Lines that hold the string "Schwarzbach" are to be counted; give only their number.

* Start *

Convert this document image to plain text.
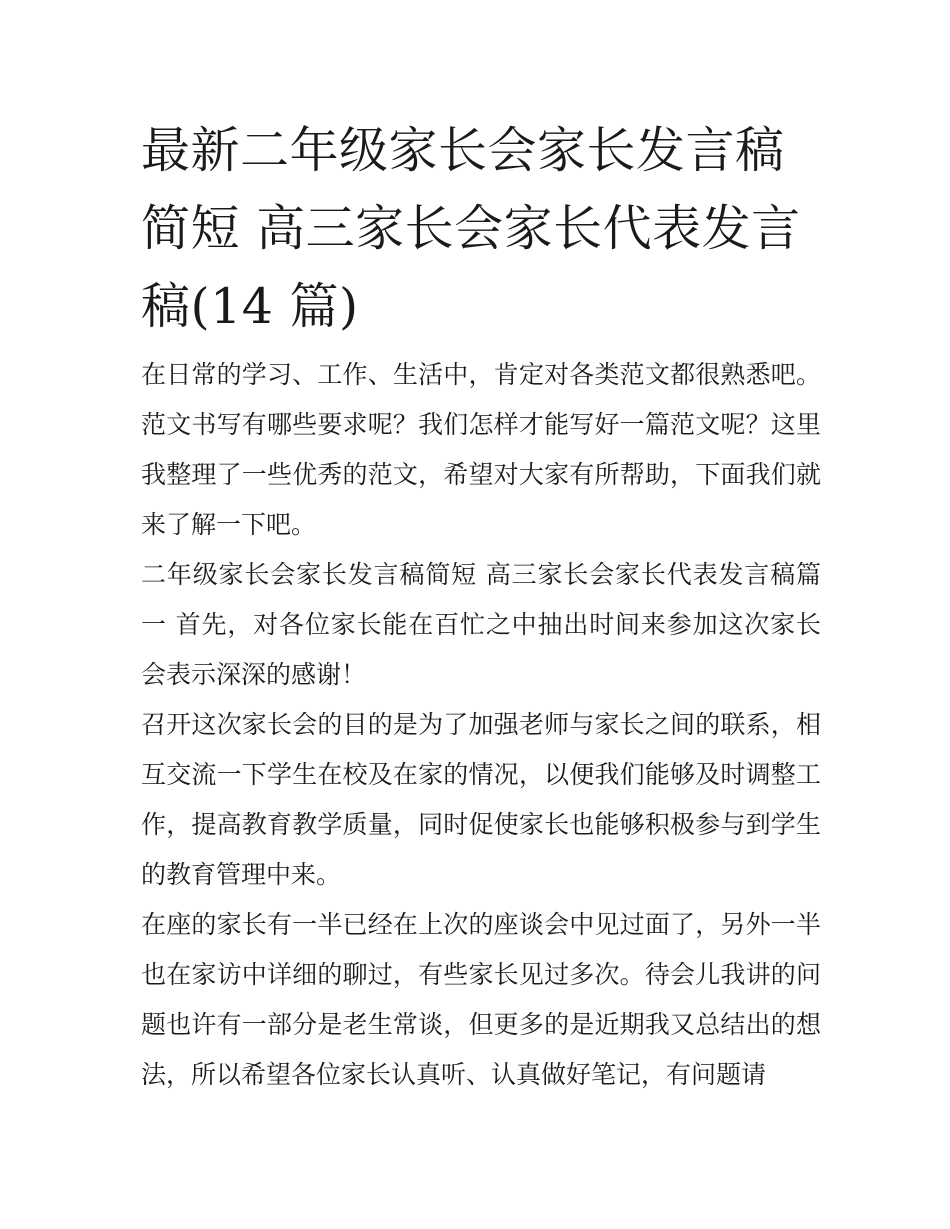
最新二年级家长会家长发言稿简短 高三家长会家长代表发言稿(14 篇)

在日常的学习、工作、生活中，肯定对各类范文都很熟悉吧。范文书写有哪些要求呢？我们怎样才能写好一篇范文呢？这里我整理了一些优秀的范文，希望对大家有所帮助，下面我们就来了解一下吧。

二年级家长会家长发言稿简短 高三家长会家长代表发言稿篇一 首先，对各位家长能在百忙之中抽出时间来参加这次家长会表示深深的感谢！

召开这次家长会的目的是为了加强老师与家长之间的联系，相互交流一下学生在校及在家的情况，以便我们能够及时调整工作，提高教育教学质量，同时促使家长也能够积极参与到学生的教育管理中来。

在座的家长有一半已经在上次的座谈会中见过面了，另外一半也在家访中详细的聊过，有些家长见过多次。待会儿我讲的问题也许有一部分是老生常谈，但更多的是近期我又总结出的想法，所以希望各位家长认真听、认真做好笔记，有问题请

* End *
* Start *

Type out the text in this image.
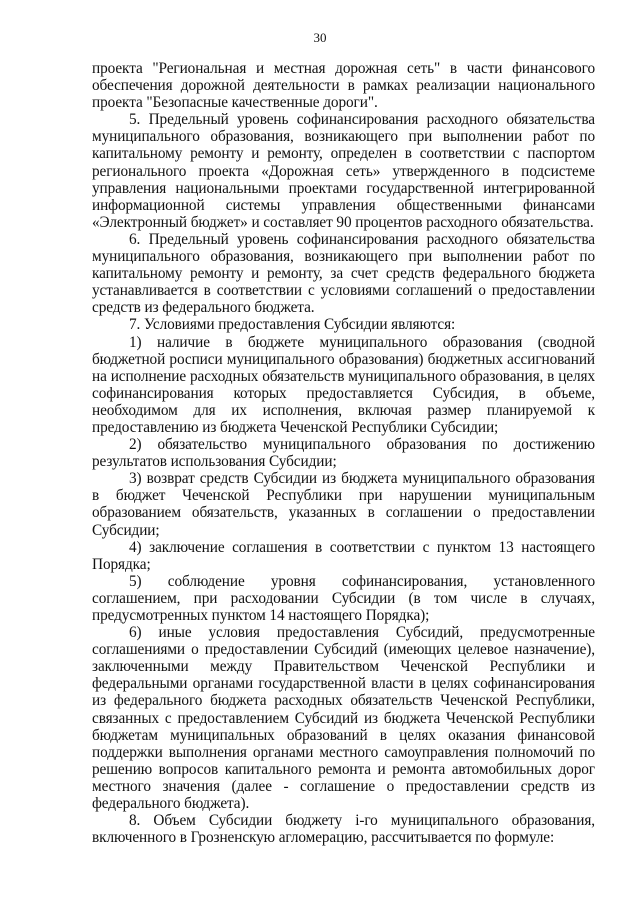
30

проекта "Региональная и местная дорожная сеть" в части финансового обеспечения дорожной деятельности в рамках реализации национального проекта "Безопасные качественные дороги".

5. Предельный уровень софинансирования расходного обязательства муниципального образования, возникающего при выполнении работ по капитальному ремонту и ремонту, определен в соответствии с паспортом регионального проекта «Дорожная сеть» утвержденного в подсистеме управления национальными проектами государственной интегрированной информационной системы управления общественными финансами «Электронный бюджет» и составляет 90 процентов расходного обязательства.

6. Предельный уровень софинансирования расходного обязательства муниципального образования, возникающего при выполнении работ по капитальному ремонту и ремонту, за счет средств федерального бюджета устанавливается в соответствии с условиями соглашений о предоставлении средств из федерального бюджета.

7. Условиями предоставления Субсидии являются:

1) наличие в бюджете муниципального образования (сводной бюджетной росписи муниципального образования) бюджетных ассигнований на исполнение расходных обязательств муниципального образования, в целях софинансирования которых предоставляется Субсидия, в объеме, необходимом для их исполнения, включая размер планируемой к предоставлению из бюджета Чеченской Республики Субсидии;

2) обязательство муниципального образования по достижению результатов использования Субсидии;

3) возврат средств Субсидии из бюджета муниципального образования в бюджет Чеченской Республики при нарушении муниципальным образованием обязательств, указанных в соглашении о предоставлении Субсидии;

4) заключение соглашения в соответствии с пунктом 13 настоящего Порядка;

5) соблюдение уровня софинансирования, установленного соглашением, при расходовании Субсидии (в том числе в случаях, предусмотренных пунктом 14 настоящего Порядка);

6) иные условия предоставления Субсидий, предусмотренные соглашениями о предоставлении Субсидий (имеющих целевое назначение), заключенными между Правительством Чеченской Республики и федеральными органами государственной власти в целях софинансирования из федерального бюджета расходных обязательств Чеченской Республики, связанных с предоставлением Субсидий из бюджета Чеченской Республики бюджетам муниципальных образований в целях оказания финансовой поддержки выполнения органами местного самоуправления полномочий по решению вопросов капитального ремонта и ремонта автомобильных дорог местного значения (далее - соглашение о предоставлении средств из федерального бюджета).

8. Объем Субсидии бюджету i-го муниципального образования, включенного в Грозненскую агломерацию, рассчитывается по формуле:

* End *
* Start *

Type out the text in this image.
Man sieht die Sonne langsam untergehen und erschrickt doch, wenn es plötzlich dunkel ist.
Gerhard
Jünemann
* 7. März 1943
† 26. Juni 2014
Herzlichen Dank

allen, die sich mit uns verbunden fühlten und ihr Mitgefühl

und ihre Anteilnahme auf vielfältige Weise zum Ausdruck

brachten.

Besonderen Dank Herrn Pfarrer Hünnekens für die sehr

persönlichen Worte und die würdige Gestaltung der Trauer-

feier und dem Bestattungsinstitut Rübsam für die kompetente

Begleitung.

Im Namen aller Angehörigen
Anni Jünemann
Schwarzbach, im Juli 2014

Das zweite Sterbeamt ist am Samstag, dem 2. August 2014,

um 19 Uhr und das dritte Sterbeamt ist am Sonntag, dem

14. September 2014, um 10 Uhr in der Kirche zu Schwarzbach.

* End *

(Solution to this problem)
2